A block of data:
===============

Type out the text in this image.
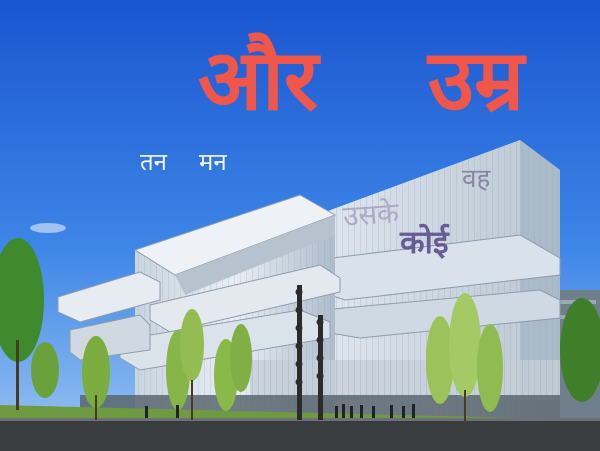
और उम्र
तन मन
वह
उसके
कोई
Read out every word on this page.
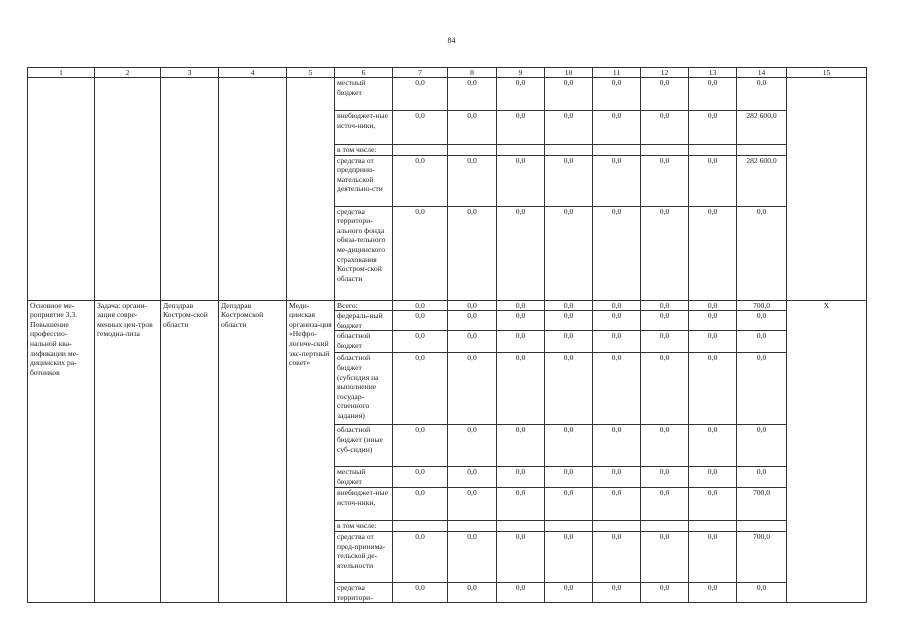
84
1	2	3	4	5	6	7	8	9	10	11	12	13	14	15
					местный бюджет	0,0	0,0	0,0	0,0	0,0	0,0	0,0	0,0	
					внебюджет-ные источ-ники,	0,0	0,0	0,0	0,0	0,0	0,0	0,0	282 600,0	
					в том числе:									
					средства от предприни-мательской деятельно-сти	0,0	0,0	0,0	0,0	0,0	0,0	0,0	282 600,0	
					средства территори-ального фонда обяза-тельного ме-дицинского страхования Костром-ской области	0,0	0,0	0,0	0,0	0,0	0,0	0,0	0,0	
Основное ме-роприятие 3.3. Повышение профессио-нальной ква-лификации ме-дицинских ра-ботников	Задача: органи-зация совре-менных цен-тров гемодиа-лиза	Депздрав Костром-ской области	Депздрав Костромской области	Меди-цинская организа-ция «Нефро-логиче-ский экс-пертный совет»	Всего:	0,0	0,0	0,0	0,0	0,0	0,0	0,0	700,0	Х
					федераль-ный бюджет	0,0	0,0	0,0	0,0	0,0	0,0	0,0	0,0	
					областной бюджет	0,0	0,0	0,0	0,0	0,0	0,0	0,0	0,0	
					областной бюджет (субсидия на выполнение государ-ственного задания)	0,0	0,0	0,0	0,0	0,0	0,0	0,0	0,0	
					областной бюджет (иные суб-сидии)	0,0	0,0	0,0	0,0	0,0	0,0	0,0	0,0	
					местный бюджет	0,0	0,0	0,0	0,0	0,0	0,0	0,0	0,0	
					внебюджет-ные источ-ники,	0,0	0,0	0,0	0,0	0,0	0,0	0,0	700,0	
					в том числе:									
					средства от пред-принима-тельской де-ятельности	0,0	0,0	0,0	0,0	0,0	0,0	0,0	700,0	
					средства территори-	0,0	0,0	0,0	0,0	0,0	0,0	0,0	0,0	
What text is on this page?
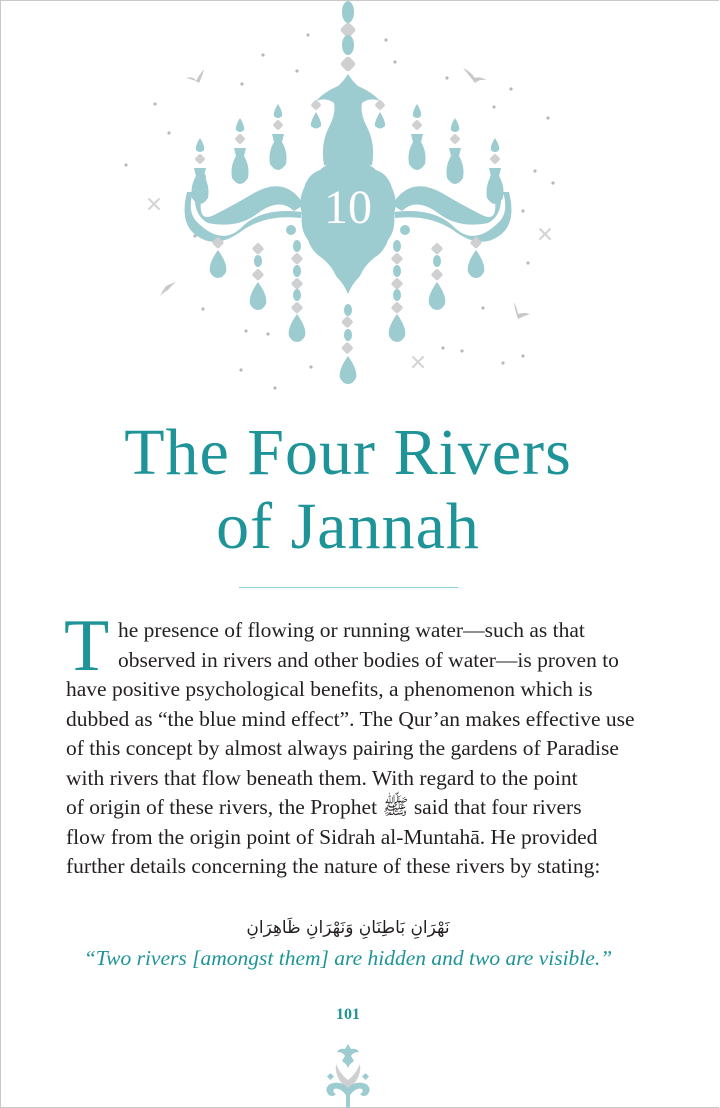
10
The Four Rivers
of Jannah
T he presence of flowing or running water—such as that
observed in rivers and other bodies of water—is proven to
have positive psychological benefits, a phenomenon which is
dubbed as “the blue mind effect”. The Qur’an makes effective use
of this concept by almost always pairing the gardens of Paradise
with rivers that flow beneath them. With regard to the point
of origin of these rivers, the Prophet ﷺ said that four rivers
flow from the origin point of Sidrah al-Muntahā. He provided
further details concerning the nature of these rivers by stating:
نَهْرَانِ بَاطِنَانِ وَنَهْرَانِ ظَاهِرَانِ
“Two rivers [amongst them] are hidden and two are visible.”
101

===============

* [Brief]: Pictures do not go in the copy. Write out exactly the lines from the line containing "What text is on this page?" through the last line of the listing.

* [Answer to this problem]:
What text is on this page?
10
The Four Rivers
of Jannah
T he presence of flowing or running water—such as that
observed in rivers and other bodies of water—is proven to
have positive psychological benefits, a phenomenon which is
dubbed as “the blue mind effect”. The Qur’an makes effective use
of this concept by almost always pairing the gardens of Paradise
with rivers that flow beneath them. With regard to the point
of origin of these rivers, the Prophet ﷺ said that four rivers
flow from the origin point of Sidrah al-Muntahā. He provided
further details concerning the nature of these rivers by stating:
نَهْرَانِ بَاطِنَانِ وَنَهْرَانِ ظَاهِرَانِ
“Two rivers [amongst them] are hidden and two are visible.”
101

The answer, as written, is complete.